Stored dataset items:
* * * * * * *
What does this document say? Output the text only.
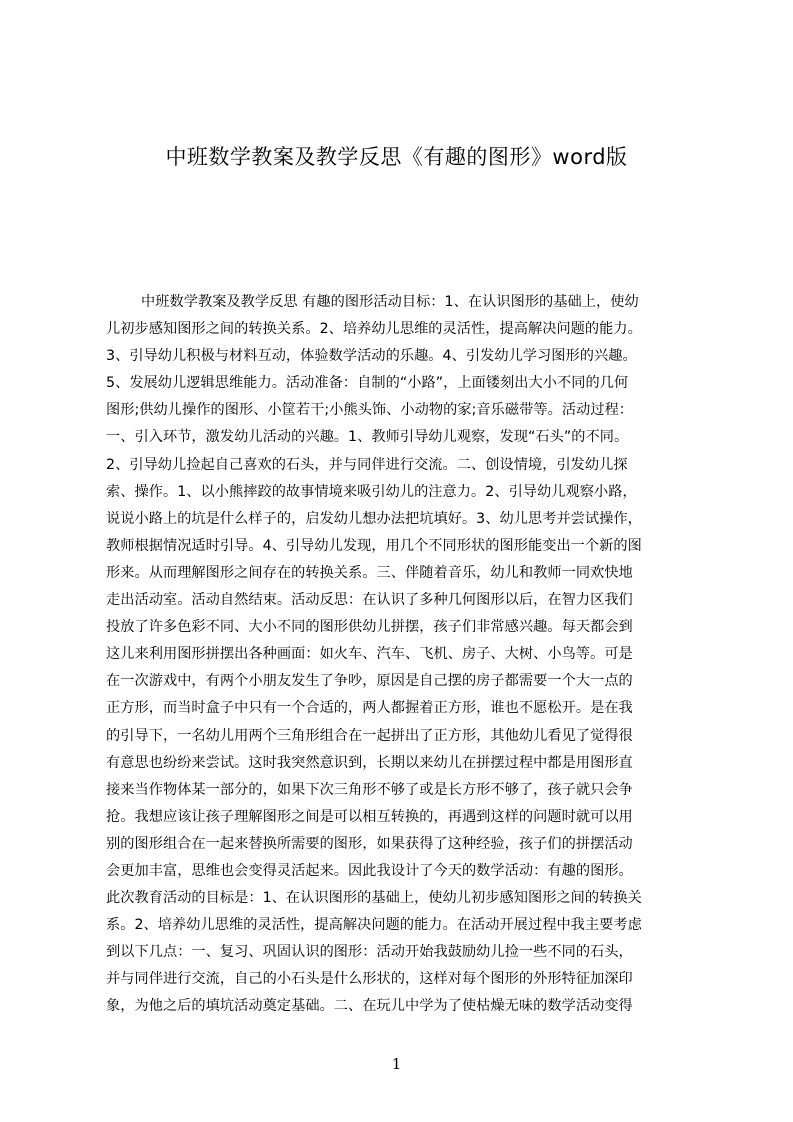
中班数学教案及教学反思《有趣的图形》word版
中班数学教案及教学反思 有趣的图形活动目标：1、在认识图形的基础上，使幼
儿初步感知图形之间的转换关系。2、培养幼儿思维的灵活性，提高解决问题的能力。
3、引导幼儿积极与材料互动，体验数学活动的乐趣。4、引发幼儿学习图形的兴趣。
5、发展幼儿逻辑思维能力。活动准备：自制的“小路”，上面镂刻出大小不同的几何
图形;供幼儿操作的图形、小筐若干;小熊头饰、小动物的家;音乐磁带等。活动过程：
一、引入环节，激发幼儿活动的兴趣。1、教师引导幼儿观察，发现“石头”的不同。
2、引导幼儿捡起自己喜欢的石头，并与同伴进行交流。二、创设情境，引发幼儿探
索、操作。1、以小熊摔跤的故事情境来吸引幼儿的注意力。2、引导幼儿观察小路，
说说小路上的坑是什么样子的，启发幼儿想办法把坑填好。3、幼儿思考并尝试操作，
教师根据情况适时引导。4、引导幼儿发现，用几个不同形状的图形能变出一个新的图
形来。从而理解图形之间存在的转换关系。三、伴随着音乐，幼儿和教师一同欢快地
走出活动室。活动自然结束。活动反思：在认识了多种几何图形以后，在智力区我们
投放了许多色彩不同、大小不同的图形供幼儿拼摆，孩子们非常感兴趣。每天都会到
这儿来利用图形拼摆出各种画面：如火车、汽车、飞机、房子、大树、小鸟等。可是
在一次游戏中，有两个小朋友发生了争吵，原因是自己摆的房子都需要一个大一点的
正方形，而当时盒子中只有一个合适的，两人都握着正方形，谁也不愿松开。是在我
的引导下，一名幼儿用两个三角形组合在一起拼出了正方形，其他幼儿看见了觉得很
有意思也纷纷来尝试。这时我突然意识到，长期以来幼儿在拼摆过程中都是用图形直
接来当作物体某一部分的，如果下次三角形不够了或是长方形不够了，孩子就只会争
抢。我想应该让孩子理解图形之间是可以相互转换的，再遇到这样的问题时就可以用
别的图形组合在一起来替换所需要的图形，如果获得了这种经验，孩子们的拼摆活动
会更加丰富，思维也会变得灵活起来。因此我设计了今天的数学活动：有趣的图形。
此次教育活动的目标是：1、在认识图形的基础上，使幼儿初步感知图形之间的转换关
系。2、培养幼儿思维的灵活性，提高解决问题的能力。在活动开展过程中我主要考虑
到以下几点：一、复习、巩固认识的图形：活动开始我鼓励幼儿捡一些不同的石头，
并与同伴进行交流，自己的小石头是什么形状的，这样对每个图形的外形特征加深印
象，为他之后的填坑活动奠定基础。二、在玩儿中学为了使枯燥无味的数学活动变得
1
* * * * * * *
Exercise requirements: In your copy, repeat each record exactly and include no pictures.

Task output:
What does this document say? Output the text only.
中班数学教案及教学反思《有趣的图形》word版
中班数学教案及教学反思 有趣的图形活动目标：1、在认识图形的基础上，使幼
儿初步感知图形之间的转换关系。2、培养幼儿思维的灵活性，提高解决问题的能力。
3、引导幼儿积极与材料互动，体验数学活动的乐趣。4、引发幼儿学习图形的兴趣。
5、发展幼儿逻辑思维能力。活动准备：自制的“小路”，上面镂刻出大小不同的几何
图形;供幼儿操作的图形、小筐若干;小熊头饰、小动物的家;音乐磁带等。活动过程：
一、引入环节，激发幼儿活动的兴趣。1、教师引导幼儿观察，发现“石头”的不同。
2、引导幼儿捡起自己喜欢的石头，并与同伴进行交流。二、创设情境，引发幼儿探
索、操作。1、以小熊摔跤的故事情境来吸引幼儿的注意力。2、引导幼儿观察小路，
说说小路上的坑是什么样子的，启发幼儿想办法把坑填好。3、幼儿思考并尝试操作，
教师根据情况适时引导。4、引导幼儿发现，用几个不同形状的图形能变出一个新的图
形来。从而理解图形之间存在的转换关系。三、伴随着音乐，幼儿和教师一同欢快地
走出活动室。活动自然结束。活动反思：在认识了多种几何图形以后，在智力区我们
投放了许多色彩不同、大小不同的图形供幼儿拼摆，孩子们非常感兴趣。每天都会到
这儿来利用图形拼摆出各种画面：如火车、汽车、飞机、房子、大树、小鸟等。可是
在一次游戏中，有两个小朋友发生了争吵，原因是自己摆的房子都需要一个大一点的
正方形，而当时盒子中只有一个合适的，两人都握着正方形，谁也不愿松开。是在我
的引导下，一名幼儿用两个三角形组合在一起拼出了正方形，其他幼儿看见了觉得很
有意思也纷纷来尝试。这时我突然意识到，长期以来幼儿在拼摆过程中都是用图形直
接来当作物体某一部分的，如果下次三角形不够了或是长方形不够了，孩子就只会争
抢。我想应该让孩子理解图形之间是可以相互转换的，再遇到这样的问题时就可以用
别的图形组合在一起来替换所需要的图形，如果获得了这种经验，孩子们的拼摆活动
会更加丰富，思维也会变得灵活起来。因此我设计了今天的数学活动：有趣的图形。
此次教育活动的目标是：1、在认识图形的基础上，使幼儿初步感知图形之间的转换关
系。2、培养幼儿思维的灵活性，提高解决问题的能力。在活动开展过程中我主要考虑
到以下几点：一、复习、巩固认识的图形：活动开始我鼓励幼儿捡一些不同的石头，
并与同伴进行交流，自己的小石头是什么形状的，这样对每个图形的外形特征加深印
象，为他之后的填坑活动奠定基础。二、在玩儿中学为了使枯燥无味的数学活动变得
1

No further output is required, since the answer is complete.